[Items from a data source]
------------------------------------------------------------
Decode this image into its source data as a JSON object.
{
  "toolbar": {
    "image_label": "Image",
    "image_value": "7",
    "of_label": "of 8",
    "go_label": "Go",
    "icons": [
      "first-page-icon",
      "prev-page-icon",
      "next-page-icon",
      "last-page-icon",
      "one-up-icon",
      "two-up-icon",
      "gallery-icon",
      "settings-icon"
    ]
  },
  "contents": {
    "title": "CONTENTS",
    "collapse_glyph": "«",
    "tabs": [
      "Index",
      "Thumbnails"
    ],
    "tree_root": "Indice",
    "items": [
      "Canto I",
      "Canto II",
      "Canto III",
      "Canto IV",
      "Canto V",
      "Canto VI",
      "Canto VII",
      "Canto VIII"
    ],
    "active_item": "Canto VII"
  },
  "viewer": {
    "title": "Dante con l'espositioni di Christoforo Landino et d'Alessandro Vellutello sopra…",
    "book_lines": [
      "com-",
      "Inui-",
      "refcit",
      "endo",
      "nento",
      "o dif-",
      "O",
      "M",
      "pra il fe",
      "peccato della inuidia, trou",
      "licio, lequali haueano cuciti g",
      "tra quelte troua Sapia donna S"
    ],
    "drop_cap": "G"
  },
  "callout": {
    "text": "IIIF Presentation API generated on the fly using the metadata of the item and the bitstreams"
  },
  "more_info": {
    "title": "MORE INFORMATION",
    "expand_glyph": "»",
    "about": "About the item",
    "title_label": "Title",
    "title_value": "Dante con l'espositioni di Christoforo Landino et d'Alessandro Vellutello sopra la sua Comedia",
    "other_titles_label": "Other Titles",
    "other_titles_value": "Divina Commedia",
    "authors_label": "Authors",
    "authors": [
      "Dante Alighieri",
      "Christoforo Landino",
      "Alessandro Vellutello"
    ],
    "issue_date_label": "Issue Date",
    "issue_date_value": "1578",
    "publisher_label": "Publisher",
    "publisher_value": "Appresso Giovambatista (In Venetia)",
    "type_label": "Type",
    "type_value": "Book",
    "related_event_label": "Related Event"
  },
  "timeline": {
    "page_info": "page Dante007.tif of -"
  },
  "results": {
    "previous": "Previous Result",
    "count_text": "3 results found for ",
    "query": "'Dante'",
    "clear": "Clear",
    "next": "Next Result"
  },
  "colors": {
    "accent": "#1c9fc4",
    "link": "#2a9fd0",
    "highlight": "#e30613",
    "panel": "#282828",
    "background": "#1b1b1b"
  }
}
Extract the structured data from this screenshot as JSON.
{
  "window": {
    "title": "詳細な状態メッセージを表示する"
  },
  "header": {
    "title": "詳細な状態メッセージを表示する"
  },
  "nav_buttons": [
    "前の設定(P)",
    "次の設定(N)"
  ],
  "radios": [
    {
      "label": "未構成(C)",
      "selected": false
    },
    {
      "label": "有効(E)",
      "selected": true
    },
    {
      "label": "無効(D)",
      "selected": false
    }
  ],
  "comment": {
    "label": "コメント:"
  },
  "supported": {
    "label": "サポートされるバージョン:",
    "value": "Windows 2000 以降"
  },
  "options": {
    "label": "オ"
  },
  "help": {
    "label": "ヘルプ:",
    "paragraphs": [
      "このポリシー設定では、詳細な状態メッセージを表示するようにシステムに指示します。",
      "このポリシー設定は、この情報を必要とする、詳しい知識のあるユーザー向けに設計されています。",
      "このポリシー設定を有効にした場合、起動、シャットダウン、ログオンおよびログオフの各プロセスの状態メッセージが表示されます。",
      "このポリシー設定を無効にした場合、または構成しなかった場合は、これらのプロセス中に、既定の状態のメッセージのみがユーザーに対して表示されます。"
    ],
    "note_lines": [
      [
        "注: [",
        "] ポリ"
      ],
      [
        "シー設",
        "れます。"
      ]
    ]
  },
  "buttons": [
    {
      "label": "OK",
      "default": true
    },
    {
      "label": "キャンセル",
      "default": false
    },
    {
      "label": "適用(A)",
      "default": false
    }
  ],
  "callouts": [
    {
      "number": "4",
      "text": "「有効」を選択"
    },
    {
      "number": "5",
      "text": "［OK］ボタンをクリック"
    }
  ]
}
------------------------------------------------------------
BRIEF:
Write out again, exactly, the lines from the one holding "Extract the structured" through the end of the listing, with both ends included.

RESPONSE:
Extract the structured data from this screenshot as JSON.
{
  "window": {
    "title": "詳細な状態メッセージを表示する"
  },
  "header": {
    "title": "詳細な状態メッセージを表示する"
  },
  "nav_buttons": [
    "前の設定(P)",
    "次の設定(N)"
  ],
  "radios": [
    {
      "label": "未構成(C)",
      "selected": false
    },
    {
      "label": "有効(E)",
      "selected": true
    },
    {
      "label": "無効(D)",
      "selected": false
    }
  ],
  "comment": {
    "label": "コメント:"
  },
  "supported": {
    "label": "サポートされるバージョン:",
    "value": "Windows 2000 以降"
  },
  "options": {
    "label": "オ"
  },
  "help": {
    "label": "ヘルプ:",
    "paragraphs": [
      "このポリシー設定では、詳細な状態メッセージを表示するようにシステムに指示します。",
      "このポリシー設定は、この情報を必要とする、詳しい知識のあるユーザー向けに設計されています。",
      "このポリシー設定を有効にした場合、起動、シャットダウン、ログオンおよびログオフの各プロセスの状態メッセージが表示されます。",
      "このポリシー設定を無効にした場合、または構成しなかった場合は、これらのプロセス中に、既定の状態のメッセージのみがユーザーに対して表示されます。"
    ],
    "note_lines": [
      [
        "注: [",
        "] ポリ"
      ],
      [
        "シー設",
        "れます。"
      ]
    ]
  },
  "buttons": [
    {
      "label": "OK",
      "default": true
    },
    {
      "label": "キャンセル",
      "default": false
    },
    {
      "label": "適用(A)",
      "default": false
    }
  ],
  "callouts": [
    {
      "number": "4",
      "text": "「有効」を選択"
    },
    {
      "number": "5",
      "text": "［OK］ボタンをクリック"
    }
  ]
}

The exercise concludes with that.